■ **O que fazer**
Segundo o texto sobre o estudo ForuM, por que motivo os números de pessoas acusadas e de pessoas afetadas são tratados como projeções? Explique em uma a três frases.

■ **Texto dado**
※
O resultado mais surpreendente deste estudo de 871 páginas é o facto de o número de vítimas de abuso sexual ser muito superior ao esperado. Mas antes de entrar na análise deste estudo, é importante salientar duas particularidades.

Em primeiro lugar, enquanto o estudo sobre os abusos sexuais na Igreja Católica ("estudo MGH", 2018) se limitava às pessoas consagradas, o Estudo "ForuM afecta não só os pastores protestantes, mas também os empregados da chamada "Diakonia", a instituição protestante comparável à "Caritas" na esfera católica.

Em segundo lugar, o "estudo MGH" foi realizado com base nos ficheiros pessoais das cúrias diocesanas, num total de 38.156 ficheiros. No caso do "estudo ForuM", só estavam disponíveis dados completos para uma das 20 Igrejas Distritais da EKD. No total, foram examinados 4.300 processos disciplinares, 780 processos pessoais e cerca de 1.320 outros documentos. De acordo com a presidente do Conselho da EKD, Kirsten Fehrs, as igrejas protestantes não se recusaram a cooperar, mas fizeram "pior" do que as dioceses católicas: não houve uma "falta de vontade deliberada", mas simplesmente uma "incapacidade infeliz".

Trata-se, portanto, de "projecções". O estudo indica: "um número total estimado de 3.497 pessoas acusadas (incluindo 1.402 pastores) e 9.355 pessoas afectadas" desde 1946.

É por isso que, embora estes números sejam muito mais elevados do que se pensava, com cerca de 900 vítimas de abusos, são apenas a "ponta do icebergue" e uma "amostra muito selectiva", segundo o coordenador do estudo, Martin Wazlawik, professor de serviço social na Universidade de Ciências Aplicadas de Hanôver.

O estudo "ForuM" refere-se ao facto de a igreja evangélica ter considerado o abuso sexual ("violência sexualizada") como um problema específico da Igreja Católica ou, pelo contrário, como um problema de toda a sociedade, mas que não a afectava particularmente.

O prefácio do Estudo fala também de uma tendência "historicista": considerá-lo como um problema confinado aos orfanatos dos anos 50 e 60, ou como um fenómeno passageiro da "libertação sexual" depois de 68.
※
(Entradas)
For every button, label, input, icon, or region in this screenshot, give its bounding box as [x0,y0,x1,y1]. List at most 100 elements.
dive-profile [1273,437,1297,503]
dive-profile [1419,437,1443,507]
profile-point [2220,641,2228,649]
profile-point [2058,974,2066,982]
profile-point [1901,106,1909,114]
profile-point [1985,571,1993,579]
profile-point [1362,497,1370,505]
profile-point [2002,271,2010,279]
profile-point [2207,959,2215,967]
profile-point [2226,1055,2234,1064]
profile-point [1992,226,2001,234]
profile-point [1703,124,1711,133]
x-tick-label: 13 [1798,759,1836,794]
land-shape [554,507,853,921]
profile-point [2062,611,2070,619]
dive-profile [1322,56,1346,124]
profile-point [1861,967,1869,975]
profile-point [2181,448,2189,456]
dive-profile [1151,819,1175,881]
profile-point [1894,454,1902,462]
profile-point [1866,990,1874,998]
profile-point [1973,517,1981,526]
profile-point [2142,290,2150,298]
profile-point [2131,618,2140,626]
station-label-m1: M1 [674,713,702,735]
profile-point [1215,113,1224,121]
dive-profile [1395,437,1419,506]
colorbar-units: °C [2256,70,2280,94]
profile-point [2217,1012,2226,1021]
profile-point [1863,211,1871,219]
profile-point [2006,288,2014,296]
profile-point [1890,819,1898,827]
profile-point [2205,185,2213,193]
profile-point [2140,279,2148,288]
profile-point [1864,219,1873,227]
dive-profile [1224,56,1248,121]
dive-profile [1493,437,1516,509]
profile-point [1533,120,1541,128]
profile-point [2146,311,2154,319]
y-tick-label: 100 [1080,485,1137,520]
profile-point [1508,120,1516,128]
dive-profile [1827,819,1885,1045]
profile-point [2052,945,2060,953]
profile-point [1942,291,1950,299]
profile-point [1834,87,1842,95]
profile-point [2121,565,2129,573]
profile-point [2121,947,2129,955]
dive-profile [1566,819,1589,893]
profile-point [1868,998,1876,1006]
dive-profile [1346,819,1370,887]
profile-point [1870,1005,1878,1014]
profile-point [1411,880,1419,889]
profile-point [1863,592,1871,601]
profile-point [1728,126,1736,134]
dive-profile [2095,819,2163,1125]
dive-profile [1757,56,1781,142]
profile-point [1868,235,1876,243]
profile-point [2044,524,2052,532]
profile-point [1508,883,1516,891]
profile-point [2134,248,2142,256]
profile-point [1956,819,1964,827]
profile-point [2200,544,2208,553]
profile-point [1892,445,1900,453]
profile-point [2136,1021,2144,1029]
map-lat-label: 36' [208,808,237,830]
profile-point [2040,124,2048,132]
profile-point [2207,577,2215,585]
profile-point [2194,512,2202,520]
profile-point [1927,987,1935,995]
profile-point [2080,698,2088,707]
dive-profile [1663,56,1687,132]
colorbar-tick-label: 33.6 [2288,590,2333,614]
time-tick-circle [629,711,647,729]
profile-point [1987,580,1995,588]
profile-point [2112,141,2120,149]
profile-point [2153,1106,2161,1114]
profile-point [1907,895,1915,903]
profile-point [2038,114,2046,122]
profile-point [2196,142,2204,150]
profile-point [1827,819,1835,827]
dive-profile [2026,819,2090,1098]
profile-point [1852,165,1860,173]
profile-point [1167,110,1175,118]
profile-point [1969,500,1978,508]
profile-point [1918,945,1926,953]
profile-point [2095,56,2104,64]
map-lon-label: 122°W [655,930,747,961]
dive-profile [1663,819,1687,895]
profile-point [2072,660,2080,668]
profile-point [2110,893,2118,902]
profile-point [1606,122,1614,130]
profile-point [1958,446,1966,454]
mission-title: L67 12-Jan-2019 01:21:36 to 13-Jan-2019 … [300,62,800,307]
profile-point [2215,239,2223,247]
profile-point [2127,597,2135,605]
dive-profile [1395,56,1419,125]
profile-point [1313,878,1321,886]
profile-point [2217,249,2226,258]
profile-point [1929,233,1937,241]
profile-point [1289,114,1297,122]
※
■ **Resposta**
No caso do estudo ForuM, só havia dados completos para uma das 20 Igrejas Distritais da EKD. Por isso, os totais de 3.497 pessoas acusadas e 9.355 pessoas afetadas desde 1946 são valores estimados.